[START OF EXERCISE MATERIAL]
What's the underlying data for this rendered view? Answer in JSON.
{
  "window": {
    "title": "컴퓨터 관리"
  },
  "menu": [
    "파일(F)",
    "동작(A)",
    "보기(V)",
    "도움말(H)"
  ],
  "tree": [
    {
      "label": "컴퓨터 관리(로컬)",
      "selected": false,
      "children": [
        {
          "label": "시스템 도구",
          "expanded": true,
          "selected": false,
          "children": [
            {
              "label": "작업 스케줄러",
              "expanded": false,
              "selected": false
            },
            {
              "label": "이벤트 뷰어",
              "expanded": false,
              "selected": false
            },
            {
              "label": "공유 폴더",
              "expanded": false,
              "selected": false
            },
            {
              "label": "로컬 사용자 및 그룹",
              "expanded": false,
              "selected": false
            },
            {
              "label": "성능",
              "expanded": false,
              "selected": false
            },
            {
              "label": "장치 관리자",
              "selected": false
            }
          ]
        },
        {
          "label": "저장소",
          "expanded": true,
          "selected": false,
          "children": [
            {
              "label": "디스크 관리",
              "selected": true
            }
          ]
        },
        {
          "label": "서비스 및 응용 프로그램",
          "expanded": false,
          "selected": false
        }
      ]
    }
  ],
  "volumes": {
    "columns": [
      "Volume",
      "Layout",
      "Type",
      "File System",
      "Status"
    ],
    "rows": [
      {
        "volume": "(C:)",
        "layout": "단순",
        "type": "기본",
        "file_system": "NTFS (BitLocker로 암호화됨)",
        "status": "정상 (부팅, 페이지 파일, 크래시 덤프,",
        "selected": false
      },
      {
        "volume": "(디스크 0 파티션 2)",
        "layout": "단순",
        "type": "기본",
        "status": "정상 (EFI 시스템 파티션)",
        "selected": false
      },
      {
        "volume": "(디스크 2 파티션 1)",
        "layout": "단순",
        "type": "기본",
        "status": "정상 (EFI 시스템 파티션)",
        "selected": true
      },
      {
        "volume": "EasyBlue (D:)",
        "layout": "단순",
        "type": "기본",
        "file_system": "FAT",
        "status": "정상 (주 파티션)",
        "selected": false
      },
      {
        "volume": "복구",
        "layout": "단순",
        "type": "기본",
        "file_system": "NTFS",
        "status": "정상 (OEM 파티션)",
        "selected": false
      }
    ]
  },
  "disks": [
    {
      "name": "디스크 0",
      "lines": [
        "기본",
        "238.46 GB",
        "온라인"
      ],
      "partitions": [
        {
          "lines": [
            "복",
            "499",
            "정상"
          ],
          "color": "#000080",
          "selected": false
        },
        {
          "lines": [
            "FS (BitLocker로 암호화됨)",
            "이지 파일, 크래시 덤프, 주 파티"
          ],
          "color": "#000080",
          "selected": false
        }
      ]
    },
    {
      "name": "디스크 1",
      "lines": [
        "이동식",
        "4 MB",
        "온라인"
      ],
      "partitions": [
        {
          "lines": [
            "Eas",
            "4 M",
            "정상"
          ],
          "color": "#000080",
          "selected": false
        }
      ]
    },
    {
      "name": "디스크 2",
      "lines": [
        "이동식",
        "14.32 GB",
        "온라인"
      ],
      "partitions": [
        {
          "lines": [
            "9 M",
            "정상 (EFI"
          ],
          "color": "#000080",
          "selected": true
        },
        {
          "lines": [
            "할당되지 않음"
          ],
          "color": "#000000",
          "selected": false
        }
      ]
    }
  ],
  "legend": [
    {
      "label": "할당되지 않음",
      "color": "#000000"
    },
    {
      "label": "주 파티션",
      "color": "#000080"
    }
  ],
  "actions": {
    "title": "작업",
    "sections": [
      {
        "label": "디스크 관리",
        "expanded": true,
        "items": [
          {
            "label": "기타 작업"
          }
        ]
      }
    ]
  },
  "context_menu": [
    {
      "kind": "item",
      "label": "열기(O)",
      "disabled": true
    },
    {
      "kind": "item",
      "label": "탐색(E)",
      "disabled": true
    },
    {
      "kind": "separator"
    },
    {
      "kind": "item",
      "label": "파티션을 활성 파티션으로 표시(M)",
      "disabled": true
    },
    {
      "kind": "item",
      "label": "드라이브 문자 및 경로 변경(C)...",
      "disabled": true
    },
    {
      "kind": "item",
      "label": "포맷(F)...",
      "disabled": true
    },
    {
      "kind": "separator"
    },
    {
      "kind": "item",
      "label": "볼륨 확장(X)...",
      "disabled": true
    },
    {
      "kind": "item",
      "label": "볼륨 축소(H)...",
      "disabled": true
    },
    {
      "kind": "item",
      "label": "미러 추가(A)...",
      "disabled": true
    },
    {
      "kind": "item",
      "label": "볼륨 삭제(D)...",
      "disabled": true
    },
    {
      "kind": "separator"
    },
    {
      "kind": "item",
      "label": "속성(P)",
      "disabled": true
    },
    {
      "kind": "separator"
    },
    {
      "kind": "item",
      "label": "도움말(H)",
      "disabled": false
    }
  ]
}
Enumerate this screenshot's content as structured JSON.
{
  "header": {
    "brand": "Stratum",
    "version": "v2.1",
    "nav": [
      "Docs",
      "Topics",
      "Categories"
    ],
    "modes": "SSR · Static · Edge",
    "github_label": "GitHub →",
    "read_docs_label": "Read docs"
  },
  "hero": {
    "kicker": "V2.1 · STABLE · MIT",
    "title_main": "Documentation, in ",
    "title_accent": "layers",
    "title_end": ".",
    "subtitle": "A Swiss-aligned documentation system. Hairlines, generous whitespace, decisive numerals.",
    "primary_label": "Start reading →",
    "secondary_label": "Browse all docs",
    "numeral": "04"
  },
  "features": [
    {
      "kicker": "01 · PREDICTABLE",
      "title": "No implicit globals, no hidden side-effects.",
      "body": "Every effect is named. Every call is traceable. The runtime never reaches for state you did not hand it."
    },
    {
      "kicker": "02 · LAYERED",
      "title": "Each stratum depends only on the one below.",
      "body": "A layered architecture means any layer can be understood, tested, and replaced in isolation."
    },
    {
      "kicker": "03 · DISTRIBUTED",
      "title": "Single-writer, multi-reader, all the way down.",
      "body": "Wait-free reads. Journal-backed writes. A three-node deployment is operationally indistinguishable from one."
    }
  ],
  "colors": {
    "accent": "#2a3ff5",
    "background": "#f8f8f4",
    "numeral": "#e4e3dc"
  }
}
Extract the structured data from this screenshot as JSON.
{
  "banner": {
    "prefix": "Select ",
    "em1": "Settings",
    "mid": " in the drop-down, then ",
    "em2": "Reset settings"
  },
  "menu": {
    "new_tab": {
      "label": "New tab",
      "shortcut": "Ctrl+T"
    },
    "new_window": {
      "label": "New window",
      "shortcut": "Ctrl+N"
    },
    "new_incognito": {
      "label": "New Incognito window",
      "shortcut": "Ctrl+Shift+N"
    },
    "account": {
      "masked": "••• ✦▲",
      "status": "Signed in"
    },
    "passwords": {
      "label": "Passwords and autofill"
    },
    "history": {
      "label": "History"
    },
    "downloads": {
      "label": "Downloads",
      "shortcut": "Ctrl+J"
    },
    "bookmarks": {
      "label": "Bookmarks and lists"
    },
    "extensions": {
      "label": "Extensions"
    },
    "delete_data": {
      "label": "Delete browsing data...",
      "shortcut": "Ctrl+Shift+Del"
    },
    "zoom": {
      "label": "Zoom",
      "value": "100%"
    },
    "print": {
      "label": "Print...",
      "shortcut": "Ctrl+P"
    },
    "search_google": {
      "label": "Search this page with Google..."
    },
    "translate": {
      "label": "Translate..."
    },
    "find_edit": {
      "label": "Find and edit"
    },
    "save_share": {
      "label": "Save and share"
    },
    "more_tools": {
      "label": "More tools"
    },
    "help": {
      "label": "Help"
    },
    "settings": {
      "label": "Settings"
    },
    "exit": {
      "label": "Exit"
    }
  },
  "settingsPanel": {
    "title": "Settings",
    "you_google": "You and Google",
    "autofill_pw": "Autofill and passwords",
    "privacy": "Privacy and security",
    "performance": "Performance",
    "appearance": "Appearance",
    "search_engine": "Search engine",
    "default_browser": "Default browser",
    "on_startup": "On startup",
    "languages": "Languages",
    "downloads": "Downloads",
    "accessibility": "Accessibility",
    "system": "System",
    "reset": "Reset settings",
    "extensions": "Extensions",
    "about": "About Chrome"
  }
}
[END OF EXERCISE MATERIAL]
AIM OF THE TASK ->
Determine how many lines of the listing above hold the word "암호화됨". Report that number without anything else.

RESULT OF THIS TASK ->
2